What to do: Can you render the entries, from the very first line through the line containing "channel-2-fill [127,697,255,717]", inclusive, as a Markdown table with a Row column for the row number and an Entry line column for the line, leaving out any blank lines?

Data for this task:
******
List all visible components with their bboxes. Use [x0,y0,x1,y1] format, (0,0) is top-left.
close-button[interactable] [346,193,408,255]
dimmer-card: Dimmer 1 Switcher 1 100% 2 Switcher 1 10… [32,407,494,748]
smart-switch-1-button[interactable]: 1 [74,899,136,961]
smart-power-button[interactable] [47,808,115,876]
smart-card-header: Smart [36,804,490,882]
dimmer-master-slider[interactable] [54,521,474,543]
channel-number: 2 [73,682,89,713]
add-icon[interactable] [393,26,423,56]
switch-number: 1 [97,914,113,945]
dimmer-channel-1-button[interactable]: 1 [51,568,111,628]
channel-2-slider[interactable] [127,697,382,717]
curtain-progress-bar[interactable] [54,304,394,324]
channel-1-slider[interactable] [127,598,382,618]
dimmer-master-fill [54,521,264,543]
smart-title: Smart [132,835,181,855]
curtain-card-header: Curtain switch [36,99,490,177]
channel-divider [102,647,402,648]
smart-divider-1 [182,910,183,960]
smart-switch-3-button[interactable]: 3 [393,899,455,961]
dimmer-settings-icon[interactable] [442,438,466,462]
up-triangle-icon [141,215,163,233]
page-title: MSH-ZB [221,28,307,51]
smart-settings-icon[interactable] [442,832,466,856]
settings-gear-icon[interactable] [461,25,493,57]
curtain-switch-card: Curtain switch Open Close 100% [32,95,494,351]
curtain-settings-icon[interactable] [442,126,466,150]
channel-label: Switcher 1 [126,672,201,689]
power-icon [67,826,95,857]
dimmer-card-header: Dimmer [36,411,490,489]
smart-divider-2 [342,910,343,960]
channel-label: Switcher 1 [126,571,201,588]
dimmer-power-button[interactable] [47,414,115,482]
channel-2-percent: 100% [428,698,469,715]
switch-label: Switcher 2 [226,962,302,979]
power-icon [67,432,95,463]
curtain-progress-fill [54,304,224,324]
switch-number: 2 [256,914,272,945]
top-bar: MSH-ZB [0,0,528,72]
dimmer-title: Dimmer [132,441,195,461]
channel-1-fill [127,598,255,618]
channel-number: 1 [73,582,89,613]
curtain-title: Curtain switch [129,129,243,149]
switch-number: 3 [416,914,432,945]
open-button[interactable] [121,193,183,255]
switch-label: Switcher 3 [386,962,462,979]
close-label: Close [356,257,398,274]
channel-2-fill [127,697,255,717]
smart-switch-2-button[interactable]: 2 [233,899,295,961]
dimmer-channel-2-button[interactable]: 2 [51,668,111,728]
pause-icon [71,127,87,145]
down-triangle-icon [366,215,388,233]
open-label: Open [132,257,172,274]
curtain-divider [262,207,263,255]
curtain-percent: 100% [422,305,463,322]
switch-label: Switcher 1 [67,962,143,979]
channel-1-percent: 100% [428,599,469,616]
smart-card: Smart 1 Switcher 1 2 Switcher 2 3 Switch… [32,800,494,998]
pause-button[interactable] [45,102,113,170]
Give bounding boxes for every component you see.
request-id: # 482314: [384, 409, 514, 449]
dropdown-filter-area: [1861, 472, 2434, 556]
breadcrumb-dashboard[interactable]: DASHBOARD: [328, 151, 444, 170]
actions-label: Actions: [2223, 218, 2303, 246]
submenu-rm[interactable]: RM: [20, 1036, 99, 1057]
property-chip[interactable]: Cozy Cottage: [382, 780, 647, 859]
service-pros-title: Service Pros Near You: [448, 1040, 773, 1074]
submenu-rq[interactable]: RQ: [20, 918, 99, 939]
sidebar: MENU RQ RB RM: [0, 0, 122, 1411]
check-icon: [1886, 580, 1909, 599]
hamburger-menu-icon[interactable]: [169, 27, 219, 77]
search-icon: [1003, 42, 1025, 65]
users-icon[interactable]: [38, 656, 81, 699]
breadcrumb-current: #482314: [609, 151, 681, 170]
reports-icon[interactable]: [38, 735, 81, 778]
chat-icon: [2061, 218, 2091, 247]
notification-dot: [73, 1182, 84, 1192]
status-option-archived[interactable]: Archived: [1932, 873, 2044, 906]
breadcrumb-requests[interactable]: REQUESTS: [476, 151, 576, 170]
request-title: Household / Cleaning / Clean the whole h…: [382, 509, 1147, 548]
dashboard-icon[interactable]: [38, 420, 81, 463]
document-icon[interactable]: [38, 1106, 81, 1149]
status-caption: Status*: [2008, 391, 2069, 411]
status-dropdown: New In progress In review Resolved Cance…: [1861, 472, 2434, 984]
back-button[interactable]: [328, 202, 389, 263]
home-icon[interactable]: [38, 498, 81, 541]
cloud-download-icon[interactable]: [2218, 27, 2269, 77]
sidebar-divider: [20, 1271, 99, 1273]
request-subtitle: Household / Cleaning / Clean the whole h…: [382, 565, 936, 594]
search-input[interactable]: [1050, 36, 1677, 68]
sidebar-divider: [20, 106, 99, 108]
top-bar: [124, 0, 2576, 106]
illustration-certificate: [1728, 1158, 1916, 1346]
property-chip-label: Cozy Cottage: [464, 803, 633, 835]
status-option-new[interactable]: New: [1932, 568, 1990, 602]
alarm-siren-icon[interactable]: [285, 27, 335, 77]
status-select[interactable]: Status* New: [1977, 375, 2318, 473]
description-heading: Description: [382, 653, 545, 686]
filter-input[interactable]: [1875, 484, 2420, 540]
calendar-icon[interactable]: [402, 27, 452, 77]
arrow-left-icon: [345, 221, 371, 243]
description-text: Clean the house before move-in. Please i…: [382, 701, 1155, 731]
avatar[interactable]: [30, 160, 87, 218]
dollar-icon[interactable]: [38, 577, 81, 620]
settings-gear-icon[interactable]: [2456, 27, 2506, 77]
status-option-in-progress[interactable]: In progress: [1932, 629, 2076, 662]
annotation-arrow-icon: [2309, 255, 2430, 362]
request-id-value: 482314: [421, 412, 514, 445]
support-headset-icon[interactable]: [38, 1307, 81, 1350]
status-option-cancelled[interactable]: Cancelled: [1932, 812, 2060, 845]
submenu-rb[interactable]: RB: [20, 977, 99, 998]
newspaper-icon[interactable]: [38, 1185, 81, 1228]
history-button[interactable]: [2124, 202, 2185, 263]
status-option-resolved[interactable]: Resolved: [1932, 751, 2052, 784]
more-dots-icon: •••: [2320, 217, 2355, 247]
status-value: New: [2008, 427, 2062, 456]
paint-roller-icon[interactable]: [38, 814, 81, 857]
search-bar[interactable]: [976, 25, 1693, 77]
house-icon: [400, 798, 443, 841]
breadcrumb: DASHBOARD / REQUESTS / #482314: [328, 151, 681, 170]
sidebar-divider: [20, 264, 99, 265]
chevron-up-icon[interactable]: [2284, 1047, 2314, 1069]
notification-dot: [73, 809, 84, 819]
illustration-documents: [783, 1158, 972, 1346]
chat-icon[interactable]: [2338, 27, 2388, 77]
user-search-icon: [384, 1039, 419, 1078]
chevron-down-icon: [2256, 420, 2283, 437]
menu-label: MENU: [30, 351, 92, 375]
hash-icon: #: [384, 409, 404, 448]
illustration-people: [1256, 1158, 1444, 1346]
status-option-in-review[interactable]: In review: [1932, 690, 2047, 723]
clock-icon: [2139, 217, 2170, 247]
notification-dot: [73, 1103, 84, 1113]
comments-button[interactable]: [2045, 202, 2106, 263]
******
Written reply:
| Row | Entry line |
|---|---|
| 1 | List all visible components with their bboxes. Use [x0,y0,x1,y1] format, (0,0) is top-left. |
| 2 | close-button[interactable] [346,193,408,255] |
| 3 | dimmer-card: Dimmer 1 Switcher 1 100% 2 Switcher 1 10… [32,407,494,748] |
| 4 | smart-switch-1-button[interactable]: 1 [74,899,136,961] |
| 5 | smart-power-button[interactable] [47,808,115,876] |
| 6 | smart-card-header: Smart [36,804,490,882] |
| 7 | dimmer-master-slider[interactable] [54,521,474,543] |
| 8 | channel-number: 2 [73,682,89,713] |
| 9 | add-icon[interactable] [393,26,423,56] |
| 10 | switch-number: 1 [97,914,113,945] |
| 11 | dimmer-channel-1-button[interactable]: 1 [51,568,111,628] |
| 12 | channel-2-slider[interactable] [127,697,382,717] |
| 13 | curtain-progress-bar[interactable] [54,304,394,324] |
| 14 | channel-1-slider[interactable] [127,598,382,618] |
| 15 | dimmer-master-fill [54,521,264,543] |
| 16 | smart-title: Smart [132,835,181,855] |
| 17 | curtain-card-header: Curtain switch [36,99,490,177] |
| 18 | channel-divider [102,647,402,648] |
| 19 | smart-divider-1 [182,910,183,960] |
| 20 | smart-switch-3-button[interactable]: 3 [393,899,455,961] |
| 21 | dimmer-settings-icon[interactable] [442,438,466,462] |
| 22 | up-triangle-icon [141,215,163,233] |
| 23 | page-title: MSH-ZB [221,28,307,51] |
| 24 | smart-settings-icon[interactable] [442,832,466,856] |
| 25 | settings-gear-icon[interactable] [461,25,493,57] |
| 26 | curtain-switch-card: Curtain switch Open Close 100% [32,95,494,351] |
| 27 | curtain-settings-icon[interactable] [442,126,466,150] |
| 28 | channel-label: Switcher 1 [126,672,201,689] |
| 29 | power-icon [67,826,95,857] |
| 30 | dimmer-card-header: Dimmer [36,411,490,489] |
| 31 | smart-divider-2 [342,910,343,960] |
| 32 | channel-label: Switcher 1 [126,571,201,588] |
| 33 | dimmer-power-button[interactable] [47,414,115,482] |
| 34 | channel-2-percent: 100% [428,698,469,715] |
| 35 | switch-label: Switcher 2 [226,962,302,979] |
| 36 | power-icon [67,432,95,463] |
| 37 | curtain-progress-fill [54,304,224,324] |
| 38 | switch-number: 2 [256,914,272,945] |
| 39 | top-bar: MSH-ZB [0,0,528,72] |
| 40 | dimmer-title: Dimmer [132,441,195,461] |
| 41 | channel-1-fill [127,598,255,618] |
| 42 | channel-number: 1 [73,582,89,613] |
| 43 | curtain-title: Curtain switch [129,129,243,149] |
| 44 | switch-number: 3 [416,914,432,945] |
| 45 | open-button[interactable] [121,193,183,255] |
| 46 | switch-label: Switcher 3 [386,962,462,979] |
| 47 | close-label: Close [356,257,398,274] |
| 48 | channel-2-fill [127,697,255,717] |